→ Directions: Type the records out again in full, exactly.

## START Supplied records

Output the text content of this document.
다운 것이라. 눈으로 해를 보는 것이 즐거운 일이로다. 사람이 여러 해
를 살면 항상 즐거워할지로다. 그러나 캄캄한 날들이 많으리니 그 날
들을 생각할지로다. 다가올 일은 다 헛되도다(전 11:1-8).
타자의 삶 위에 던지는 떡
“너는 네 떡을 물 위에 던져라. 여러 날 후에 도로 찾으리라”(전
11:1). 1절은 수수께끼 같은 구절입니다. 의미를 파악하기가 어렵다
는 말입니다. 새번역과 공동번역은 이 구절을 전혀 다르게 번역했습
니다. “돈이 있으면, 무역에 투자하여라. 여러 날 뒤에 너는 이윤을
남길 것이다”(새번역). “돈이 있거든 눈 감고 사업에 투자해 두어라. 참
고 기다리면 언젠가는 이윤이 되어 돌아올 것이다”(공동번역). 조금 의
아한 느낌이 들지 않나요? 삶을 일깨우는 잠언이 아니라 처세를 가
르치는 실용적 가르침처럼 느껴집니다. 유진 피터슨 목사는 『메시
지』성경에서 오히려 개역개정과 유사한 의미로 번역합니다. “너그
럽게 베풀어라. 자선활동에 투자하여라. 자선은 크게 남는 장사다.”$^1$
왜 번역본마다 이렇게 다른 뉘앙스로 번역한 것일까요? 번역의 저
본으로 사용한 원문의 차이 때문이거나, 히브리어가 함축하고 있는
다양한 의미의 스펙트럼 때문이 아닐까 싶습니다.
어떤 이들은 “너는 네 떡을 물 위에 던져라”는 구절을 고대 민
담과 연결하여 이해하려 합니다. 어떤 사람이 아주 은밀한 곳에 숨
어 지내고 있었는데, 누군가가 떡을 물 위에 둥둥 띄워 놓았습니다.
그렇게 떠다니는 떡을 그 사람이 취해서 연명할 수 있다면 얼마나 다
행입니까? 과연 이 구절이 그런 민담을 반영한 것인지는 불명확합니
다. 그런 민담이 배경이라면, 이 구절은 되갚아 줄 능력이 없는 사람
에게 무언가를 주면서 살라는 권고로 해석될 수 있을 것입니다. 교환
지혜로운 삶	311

## END Supplied records

→ The reply:
Output the text content of this document.
다운 것이라. 눈으로 해를 보는 것이 즐거운 일이로다. 사람이 여러 해
를 살면 항상 즐거워할지로다. 그러나 캄캄한 날들이 많으리니 그 날
들을 생각할지로다. 다가올 일은 다 헛되도다(전 11:1-8).
타자의 삶 위에 던지는 떡
“너는 네 떡을 물 위에 던져라. 여러 날 후에 도로 찾으리라”(전
11:1). 1절은 수수께끼 같은 구절입니다. 의미를 파악하기가 어렵다
는 말입니다. 새번역과 공동번역은 이 구절을 전혀 다르게 번역했습
니다. “돈이 있으면, 무역에 투자하여라. 여러 날 뒤에 너는 이윤을
남길 것이다”(새번역). “돈이 있거든 눈 감고 사업에 투자해 두어라. 참
고 기다리면 언젠가는 이윤이 되어 돌아올 것이다”(공동번역). 조금 의
아한 느낌이 들지 않나요? 삶을 일깨우는 잠언이 아니라 처세를 가
르치는 실용적 가르침처럼 느껴집니다. 유진 피터슨 목사는 『메시
지』성경에서 오히려 개역개정과 유사한 의미로 번역합니다. “너그
럽게 베풀어라. 자선활동에 투자하여라. 자선은 크게 남는 장사다.”$^1$
왜 번역본마다 이렇게 다른 뉘앙스로 번역한 것일까요? 번역의 저
본으로 사용한 원문의 차이 때문이거나, 히브리어가 함축하고 있는
다양한 의미의 스펙트럼 때문이 아닐까 싶습니다.
어떤 이들은 “너는 네 떡을 물 위에 던져라”는 구절을 고대 민
담과 연결하여 이해하려 합니다. 어떤 사람이 아주 은밀한 곳에 숨
어 지내고 있었는데, 누군가가 떡을 물 위에 둥둥 띄워 놓았습니다.
그렇게 떠다니는 떡을 그 사람이 취해서 연명할 수 있다면 얼마나 다
행입니까? 과연 이 구절이 그런 민담을 반영한 것인지는 불명확합니
다. 그런 민담이 배경이라면, 이 구절은 되갚아 줄 능력이 없는 사람
에게 무언가를 주면서 살라는 권고로 해석될 수 있을 것입니다. 교환
지혜로운 삶	311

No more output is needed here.